• Task brief:
Each line that follows should be printed again exactly as it stands.

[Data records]
======

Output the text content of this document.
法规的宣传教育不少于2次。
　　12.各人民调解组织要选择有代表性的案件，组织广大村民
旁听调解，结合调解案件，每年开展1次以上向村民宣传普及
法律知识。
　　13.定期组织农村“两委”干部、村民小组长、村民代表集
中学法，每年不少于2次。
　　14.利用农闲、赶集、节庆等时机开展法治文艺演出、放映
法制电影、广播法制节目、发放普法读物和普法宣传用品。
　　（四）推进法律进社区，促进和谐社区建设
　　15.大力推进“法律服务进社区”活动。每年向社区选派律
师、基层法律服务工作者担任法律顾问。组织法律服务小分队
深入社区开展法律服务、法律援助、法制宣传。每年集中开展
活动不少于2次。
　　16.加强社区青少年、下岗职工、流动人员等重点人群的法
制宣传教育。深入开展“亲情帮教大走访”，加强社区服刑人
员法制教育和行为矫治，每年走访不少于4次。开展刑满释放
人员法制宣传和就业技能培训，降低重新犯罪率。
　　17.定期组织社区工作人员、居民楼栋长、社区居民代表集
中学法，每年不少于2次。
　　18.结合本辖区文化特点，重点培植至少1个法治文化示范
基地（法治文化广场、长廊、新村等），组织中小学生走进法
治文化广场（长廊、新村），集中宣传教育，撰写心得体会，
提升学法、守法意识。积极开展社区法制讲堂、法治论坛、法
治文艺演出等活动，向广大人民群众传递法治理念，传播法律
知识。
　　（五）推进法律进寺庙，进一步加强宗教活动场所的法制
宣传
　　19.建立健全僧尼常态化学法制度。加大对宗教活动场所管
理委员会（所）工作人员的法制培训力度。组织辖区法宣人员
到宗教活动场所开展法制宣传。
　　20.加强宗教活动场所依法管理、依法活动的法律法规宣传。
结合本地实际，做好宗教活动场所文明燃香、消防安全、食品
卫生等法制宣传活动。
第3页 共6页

======

• Exercise solution:
Output the text content of this document.
法规的宣传教育不少于2次。
　　12.各人民调解组织要选择有代表性的案件，组织广大村民
旁听调解，结合调解案件，每年开展1次以上向村民宣传普及
法律知识。
　　13.定期组织农村“两委”干部、村民小组长、村民代表集
中学法，每年不少于2次。
　　14.利用农闲、赶集、节庆等时机开展法治文艺演出、放映
法制电影、广播法制节目、发放普法读物和普法宣传用品。
　　（四）推进法律进社区，促进和谐社区建设
　　15.大力推进“法律服务进社区”活动。每年向社区选派律
师、基层法律服务工作者担任法律顾问。组织法律服务小分队
深入社区开展法律服务、法律援助、法制宣传。每年集中开展
活动不少于2次。
　　16.加强社区青少年、下岗职工、流动人员等重点人群的法
制宣传教育。深入开展“亲情帮教大走访”，加强社区服刑人
员法制教育和行为矫治，每年走访不少于4次。开展刑满释放
人员法制宣传和就业技能培训，降低重新犯罪率。
　　17.定期组织社区工作人员、居民楼栋长、社区居民代表集
中学法，每年不少于2次。
　　18.结合本辖区文化特点，重点培植至少1个法治文化示范
基地（法治文化广场、长廊、新村等），组织中小学生走进法
治文化广场（长廊、新村），集中宣传教育，撰写心得体会，
提升学法、守法意识。积极开展社区法制讲堂、法治论坛、法
治文艺演出等活动，向广大人民群众传递法治理念，传播法律
知识。
　　（五）推进法律进寺庙，进一步加强宗教活动场所的法制
宣传
　　19.建立健全僧尼常态化学法制度。加大对宗教活动场所管
理委员会（所）工作人员的法制培训力度。组织辖区法宣人员
到宗教活动场所开展法制宣传。
　　20.加强宗教活动场所依法管理、依法活动的法律法规宣传。
结合本地实际，做好宗教活动场所文明燃香、消防安全、食品
卫生等法制宣传活动。
第3页 共6页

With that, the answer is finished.